-- Source data --
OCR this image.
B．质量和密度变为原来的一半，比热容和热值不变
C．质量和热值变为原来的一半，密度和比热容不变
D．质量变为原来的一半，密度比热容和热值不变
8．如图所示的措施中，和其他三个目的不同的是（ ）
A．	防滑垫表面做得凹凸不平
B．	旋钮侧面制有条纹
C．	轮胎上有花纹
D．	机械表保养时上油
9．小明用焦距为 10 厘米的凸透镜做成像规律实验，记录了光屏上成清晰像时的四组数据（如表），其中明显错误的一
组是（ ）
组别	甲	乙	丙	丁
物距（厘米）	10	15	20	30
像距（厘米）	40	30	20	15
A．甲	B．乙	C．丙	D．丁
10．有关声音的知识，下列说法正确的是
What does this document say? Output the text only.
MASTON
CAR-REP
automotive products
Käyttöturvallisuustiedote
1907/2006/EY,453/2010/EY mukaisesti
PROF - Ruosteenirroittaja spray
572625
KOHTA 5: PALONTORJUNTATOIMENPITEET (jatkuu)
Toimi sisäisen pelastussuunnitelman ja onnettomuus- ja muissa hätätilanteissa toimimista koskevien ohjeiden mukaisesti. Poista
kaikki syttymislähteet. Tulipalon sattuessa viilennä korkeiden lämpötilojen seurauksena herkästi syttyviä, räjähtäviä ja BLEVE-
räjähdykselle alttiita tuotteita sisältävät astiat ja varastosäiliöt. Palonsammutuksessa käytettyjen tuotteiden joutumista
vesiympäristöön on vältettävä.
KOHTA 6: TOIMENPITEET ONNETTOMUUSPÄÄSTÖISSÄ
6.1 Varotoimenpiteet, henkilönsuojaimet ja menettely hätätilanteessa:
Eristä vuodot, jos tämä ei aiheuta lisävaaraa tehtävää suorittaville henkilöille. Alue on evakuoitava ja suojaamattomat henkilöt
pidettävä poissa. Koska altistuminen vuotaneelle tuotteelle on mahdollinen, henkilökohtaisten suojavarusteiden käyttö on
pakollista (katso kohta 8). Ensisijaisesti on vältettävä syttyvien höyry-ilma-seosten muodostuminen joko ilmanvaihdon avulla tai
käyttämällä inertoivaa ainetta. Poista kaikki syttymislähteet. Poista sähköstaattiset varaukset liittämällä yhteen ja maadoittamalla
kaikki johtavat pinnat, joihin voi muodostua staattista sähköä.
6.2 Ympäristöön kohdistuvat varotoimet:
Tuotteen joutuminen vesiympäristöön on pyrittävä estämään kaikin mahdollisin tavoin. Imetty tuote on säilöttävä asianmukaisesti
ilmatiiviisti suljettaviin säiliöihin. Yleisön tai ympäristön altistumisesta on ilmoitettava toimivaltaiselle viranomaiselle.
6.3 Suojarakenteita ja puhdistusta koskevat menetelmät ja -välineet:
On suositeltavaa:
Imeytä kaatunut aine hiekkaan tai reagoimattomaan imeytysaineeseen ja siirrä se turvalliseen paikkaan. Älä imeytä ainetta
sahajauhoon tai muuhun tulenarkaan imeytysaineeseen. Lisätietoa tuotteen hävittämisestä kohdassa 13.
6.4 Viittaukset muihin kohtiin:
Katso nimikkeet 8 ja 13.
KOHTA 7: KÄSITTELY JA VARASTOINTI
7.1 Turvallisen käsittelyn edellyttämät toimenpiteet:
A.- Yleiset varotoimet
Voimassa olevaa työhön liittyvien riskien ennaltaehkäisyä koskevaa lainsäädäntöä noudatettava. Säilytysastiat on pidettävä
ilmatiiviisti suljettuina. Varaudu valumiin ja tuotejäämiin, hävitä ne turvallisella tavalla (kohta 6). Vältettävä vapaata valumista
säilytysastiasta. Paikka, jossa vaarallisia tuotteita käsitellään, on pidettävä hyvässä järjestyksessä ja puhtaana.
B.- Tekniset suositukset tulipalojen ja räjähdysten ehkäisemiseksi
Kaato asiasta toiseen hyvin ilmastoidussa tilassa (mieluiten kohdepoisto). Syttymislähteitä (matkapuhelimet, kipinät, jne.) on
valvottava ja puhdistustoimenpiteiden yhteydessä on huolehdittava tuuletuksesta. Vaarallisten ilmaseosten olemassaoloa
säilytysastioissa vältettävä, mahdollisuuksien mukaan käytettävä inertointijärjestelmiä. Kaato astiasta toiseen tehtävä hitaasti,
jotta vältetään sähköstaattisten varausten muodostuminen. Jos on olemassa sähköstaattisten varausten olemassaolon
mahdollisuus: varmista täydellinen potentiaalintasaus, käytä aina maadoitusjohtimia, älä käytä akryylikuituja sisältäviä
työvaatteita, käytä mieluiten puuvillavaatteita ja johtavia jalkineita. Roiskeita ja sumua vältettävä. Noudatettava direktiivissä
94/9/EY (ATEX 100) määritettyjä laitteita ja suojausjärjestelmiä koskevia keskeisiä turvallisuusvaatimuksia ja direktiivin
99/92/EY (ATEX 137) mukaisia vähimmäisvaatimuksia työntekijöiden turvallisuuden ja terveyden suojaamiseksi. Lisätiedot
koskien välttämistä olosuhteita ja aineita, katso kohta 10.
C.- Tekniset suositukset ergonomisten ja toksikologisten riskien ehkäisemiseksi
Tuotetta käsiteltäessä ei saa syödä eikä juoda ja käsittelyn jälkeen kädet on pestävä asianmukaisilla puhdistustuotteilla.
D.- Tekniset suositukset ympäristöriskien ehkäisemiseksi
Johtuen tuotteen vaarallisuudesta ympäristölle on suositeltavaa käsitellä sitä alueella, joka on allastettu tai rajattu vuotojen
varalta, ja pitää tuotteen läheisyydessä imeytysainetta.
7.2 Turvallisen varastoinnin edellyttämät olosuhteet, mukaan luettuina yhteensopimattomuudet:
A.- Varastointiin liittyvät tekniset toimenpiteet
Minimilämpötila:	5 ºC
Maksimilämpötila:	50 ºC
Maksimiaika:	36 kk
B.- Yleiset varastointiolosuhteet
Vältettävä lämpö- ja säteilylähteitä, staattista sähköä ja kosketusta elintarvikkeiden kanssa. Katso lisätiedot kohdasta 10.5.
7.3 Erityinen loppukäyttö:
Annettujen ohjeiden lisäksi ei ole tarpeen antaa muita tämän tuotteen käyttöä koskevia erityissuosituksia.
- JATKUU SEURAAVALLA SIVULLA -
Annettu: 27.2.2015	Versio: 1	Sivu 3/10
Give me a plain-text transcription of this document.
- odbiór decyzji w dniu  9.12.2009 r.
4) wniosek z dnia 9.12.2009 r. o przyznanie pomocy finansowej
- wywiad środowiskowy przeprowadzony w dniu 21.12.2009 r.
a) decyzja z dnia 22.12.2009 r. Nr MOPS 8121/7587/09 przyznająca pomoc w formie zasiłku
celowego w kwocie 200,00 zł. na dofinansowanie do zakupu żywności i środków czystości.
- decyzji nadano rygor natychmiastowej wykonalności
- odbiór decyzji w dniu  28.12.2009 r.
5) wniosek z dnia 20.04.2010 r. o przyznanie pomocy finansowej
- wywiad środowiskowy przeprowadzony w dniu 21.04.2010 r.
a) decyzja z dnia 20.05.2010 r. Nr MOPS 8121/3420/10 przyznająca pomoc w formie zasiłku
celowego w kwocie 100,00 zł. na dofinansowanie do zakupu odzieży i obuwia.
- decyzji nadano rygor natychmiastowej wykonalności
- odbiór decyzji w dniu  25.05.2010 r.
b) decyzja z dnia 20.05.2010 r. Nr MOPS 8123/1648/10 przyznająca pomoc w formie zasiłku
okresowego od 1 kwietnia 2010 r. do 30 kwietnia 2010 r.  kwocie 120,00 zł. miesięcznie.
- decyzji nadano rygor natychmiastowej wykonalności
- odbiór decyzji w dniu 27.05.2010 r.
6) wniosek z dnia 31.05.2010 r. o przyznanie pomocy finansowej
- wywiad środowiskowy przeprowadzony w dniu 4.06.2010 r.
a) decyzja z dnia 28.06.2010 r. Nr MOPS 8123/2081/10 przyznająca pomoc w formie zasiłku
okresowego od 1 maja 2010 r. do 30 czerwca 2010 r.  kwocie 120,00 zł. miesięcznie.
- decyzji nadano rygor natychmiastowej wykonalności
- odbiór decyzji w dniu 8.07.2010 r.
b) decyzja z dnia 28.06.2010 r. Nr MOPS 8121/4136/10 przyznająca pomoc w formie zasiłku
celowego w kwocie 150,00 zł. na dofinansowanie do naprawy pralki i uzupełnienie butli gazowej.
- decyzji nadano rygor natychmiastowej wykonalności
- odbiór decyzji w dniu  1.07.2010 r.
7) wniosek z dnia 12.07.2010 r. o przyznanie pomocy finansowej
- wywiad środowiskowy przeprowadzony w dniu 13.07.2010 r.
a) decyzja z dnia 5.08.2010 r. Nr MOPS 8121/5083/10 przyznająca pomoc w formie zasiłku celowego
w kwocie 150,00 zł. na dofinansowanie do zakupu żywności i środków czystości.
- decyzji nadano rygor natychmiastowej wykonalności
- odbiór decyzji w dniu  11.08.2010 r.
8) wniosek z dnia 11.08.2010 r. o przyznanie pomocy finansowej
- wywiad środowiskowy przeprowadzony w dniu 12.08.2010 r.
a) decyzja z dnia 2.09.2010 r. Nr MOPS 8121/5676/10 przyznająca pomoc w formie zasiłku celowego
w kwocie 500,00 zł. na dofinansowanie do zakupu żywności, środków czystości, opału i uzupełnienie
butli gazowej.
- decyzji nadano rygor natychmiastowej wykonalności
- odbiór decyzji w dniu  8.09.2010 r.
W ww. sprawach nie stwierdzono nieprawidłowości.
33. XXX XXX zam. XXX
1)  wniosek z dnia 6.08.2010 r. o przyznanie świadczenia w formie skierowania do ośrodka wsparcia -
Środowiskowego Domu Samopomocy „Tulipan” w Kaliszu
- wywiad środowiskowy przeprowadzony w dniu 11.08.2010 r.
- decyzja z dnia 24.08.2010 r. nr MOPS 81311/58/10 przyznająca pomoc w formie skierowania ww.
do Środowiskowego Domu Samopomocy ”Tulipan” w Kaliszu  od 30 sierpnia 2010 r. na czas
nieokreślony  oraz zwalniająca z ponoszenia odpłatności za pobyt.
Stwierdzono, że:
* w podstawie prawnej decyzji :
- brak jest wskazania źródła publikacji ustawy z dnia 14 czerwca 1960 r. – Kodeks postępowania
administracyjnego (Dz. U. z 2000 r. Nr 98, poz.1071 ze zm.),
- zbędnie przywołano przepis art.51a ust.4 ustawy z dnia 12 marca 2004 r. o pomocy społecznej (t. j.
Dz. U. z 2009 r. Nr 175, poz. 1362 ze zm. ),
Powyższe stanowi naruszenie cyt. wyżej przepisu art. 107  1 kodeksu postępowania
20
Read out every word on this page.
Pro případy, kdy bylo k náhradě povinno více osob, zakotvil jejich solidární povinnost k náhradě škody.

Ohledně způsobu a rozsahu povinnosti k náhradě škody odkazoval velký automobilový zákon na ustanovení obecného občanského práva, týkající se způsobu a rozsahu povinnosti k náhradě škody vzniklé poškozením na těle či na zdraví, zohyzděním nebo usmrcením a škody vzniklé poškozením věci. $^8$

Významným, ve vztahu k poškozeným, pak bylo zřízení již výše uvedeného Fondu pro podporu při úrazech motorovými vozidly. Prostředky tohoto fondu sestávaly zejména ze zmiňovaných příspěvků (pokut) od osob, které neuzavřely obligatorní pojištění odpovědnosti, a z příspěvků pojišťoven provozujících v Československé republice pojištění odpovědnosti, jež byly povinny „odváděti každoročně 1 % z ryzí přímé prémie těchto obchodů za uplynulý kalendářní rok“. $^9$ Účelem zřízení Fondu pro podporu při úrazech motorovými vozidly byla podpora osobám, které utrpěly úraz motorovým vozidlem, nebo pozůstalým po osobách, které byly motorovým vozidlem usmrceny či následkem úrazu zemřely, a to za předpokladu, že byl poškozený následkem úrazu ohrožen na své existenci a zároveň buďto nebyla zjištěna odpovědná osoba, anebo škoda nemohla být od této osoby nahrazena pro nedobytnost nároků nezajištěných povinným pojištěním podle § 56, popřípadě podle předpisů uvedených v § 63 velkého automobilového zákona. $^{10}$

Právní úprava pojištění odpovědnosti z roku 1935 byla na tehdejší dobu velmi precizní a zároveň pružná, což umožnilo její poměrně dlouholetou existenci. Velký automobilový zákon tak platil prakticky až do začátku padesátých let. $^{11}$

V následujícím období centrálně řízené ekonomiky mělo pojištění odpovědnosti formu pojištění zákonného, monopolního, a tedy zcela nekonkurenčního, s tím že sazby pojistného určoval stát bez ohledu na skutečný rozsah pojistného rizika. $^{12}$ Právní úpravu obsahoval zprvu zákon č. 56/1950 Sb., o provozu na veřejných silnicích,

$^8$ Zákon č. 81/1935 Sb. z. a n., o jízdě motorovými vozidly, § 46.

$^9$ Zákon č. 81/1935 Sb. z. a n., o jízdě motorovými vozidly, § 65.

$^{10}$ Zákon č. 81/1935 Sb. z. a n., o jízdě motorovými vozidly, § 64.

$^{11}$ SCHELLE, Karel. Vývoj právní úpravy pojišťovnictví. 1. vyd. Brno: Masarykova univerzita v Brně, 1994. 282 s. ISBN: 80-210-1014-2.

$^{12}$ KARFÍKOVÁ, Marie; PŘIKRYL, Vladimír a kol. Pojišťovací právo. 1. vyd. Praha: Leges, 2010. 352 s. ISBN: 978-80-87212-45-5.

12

-- Problem to solve --
For the listing above, identify each line bearing "dofinansowanie".

-- Correct output --
celowego w kwocie 200,00 zł. na dofinansowanie do zakupu żywności i środków czystości.
celowego w kwocie 100,00 zł. na dofinansowanie do zakupu odzieży i obuwia.
celowego w kwocie 150,00 zł. na dofinansowanie do naprawy pralki i uzupełnienie butli gazowej.
w kwocie 150,00 zł. na dofinansowanie do zakupu żywności i środków czystości.
w kwocie 500,00 zł. na dofinansowanie do zakupu żywności, środków czystości, opału i uzupełnienie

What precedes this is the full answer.